## Required work
Skip the images. Copy the records exactly as written.

Data records

━━━━━━

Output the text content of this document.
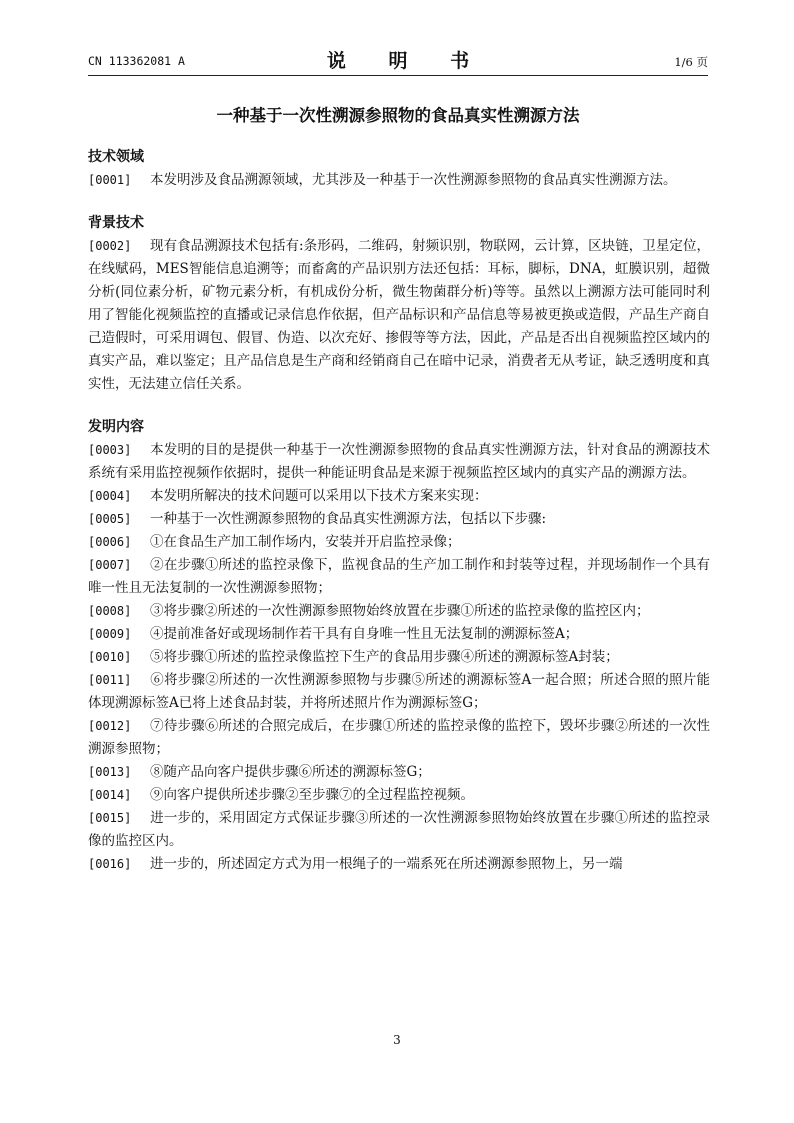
CN 113362081 A	说 明 书	1/6 页
一种基于一次性溯源参照物的食品真实性溯源方法

技术领域

[0001] 本发明涉及食品溯源领域，尤其涉及一种基于一次性溯源参照物的食品真实性溯源方法。

背景技术

[0002] 现有食品溯源技术包括有:条形码，二维码，射频识别，物联网，云计算，区块链，卫星定位，在线赋码，MES智能信息追溯等；而畜禽的产品识别方法还包括：耳标，脚标，DNA，虹膜识别，超微分析(同位素分析，矿物元素分析，有机成份分析，微生物菌群分析)等等。虽然以上溯源方法可能同时利用了智能化视频监控的直播或记录信息作依据，但产品标识和产品信息等易被更换或造假，产品生产商自己造假时，可采用调包、假冒、伪造、以次充好、掺假等等方法，因此，产品是否出自视频监控区域内的真实产品，难以鉴定；且产品信息是生产商和经销商自己在暗中记录，消费者无从考证，缺乏透明度和真实性，无法建立信任关系。

发明内容

[0003] 本发明的目的是提供一种基于一次性溯源参照物的食品真实性溯源方法，针对食品的溯源技术系统有采用监控视频作依据时，提供一种能证明食品是来源于视频监控区域内的真实产品的溯源方法。

[0004] 本发明所解决的技术问题可以采用以下技术方案来实现：

[0005] 一种基于一次性溯源参照物的食品真实性溯源方法，包括以下步骤:

[0006] ①在食品生产加工制作场内，安装并开启监控录像；

[0007] ②在步骤①所述的监控录像下，监视食品的生产加工制作和封装等过程，并现场制作一个具有唯一性且无法复制的一次性溯源参照物；

[0008] ③将步骤②所述的一次性溯源参照物始终放置在步骤①所述的监控录像的监控区内；

[0009] ④提前准备好或现场制作若干具有自身唯一性且无法复制的溯源标签A；

[0010] ⑤将步骤①所述的监控录像监控下生产的食品用步骤④所述的溯源标签A封装；

[0011] ⑥将步骤②所述的一次性溯源参照物与步骤⑤所述的溯源标签A一起合照；所述合照的照片能体现溯源标签A已将上述食品封装，并将所述照片作为溯源标签G；

[0012] ⑦待步骤⑥所述的合照完成后，在步骤①所述的监控录像的监控下，毁坏步骤②所述的一次性溯源参照物；

[0013] ⑧随产品向客户提供步骤⑥所述的溯源标签G；

[0014] ⑨向客户提供所述步骤②至步骤⑦的全过程监控视频。

[0015] 进一步的，采用固定方式保证步骤③所述的一次性溯源参照物始终放置在步骤①所述的监控录像的监控区内。

[0016] 进一步的，所述固定方式为用一根绳子的一端系死在所述溯源参照物上，另一端

3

━━━━━━

## Written solution
Output the text content of this document.
CN 113362081 A	说 明 书	1/6 页
一种基于一次性溯源参照物的食品真实性溯源方法

技术领域

[0001] 本发明涉及食品溯源领域，尤其涉及一种基于一次性溯源参照物的食品真实性溯源方法。

背景技术

[0002] 现有食品溯源技术包括有:条形码，二维码，射频识别，物联网，云计算，区块链，卫星定位，在线赋码，MES智能信息追溯等；而畜禽的产品识别方法还包括：耳标，脚标，DNA，虹膜识别，超微分析(同位素分析，矿物元素分析，有机成份分析，微生物菌群分析)等等。虽然以上溯源方法可能同时利用了智能化视频监控的直播或记录信息作依据，但产品标识和产品信息等易被更换或造假，产品生产商自己造假时，可采用调包、假冒、伪造、以次充好、掺假等等方法，因此，产品是否出自视频监控区域内的真实产品，难以鉴定；且产品信息是生产商和经销商自己在暗中记录，消费者无从考证，缺乏透明度和真实性，无法建立信任关系。

发明内容

[0003] 本发明的目的是提供一种基于一次性溯源参照物的食品真实性溯源方法，针对食品的溯源技术系统有采用监控视频作依据时，提供一种能证明食品是来源于视频监控区域内的真实产品的溯源方法。

[0004] 本发明所解决的技术问题可以采用以下技术方案来实现：

[0005] 一种基于一次性溯源参照物的食品真实性溯源方法，包括以下步骤:

[0006] ①在食品生产加工制作场内，安装并开启监控录像；

[0007] ②在步骤①所述的监控录像下，监视食品的生产加工制作和封装等过程，并现场制作一个具有唯一性且无法复制的一次性溯源参照物；

[0008] ③将步骤②所述的一次性溯源参照物始终放置在步骤①所述的监控录像的监控区内；

[0009] ④提前准备好或现场制作若干具有自身唯一性且无法复制的溯源标签A；

[0010] ⑤将步骤①所述的监控录像监控下生产的食品用步骤④所述的溯源标签A封装；

[0011] ⑥将步骤②所述的一次性溯源参照物与步骤⑤所述的溯源标签A一起合照；所述合照的照片能体现溯源标签A已将上述食品封装，并将所述照片作为溯源标签G；

[0012] ⑦待步骤⑥所述的合照完成后，在步骤①所述的监控录像的监控下，毁坏步骤②所述的一次性溯源参照物；

[0013] ⑧随产品向客户提供步骤⑥所述的溯源标签G；

[0014] ⑨向客户提供所述步骤②至步骤⑦的全过程监控视频。

[0015] 进一步的，采用固定方式保证步骤③所述的一次性溯源参照物始终放置在步骤①所述的监控录像的监控区内。

[0016] 进一步的，所述固定方式为用一根绳子的一端系死在所述溯源参照物上，另一端

3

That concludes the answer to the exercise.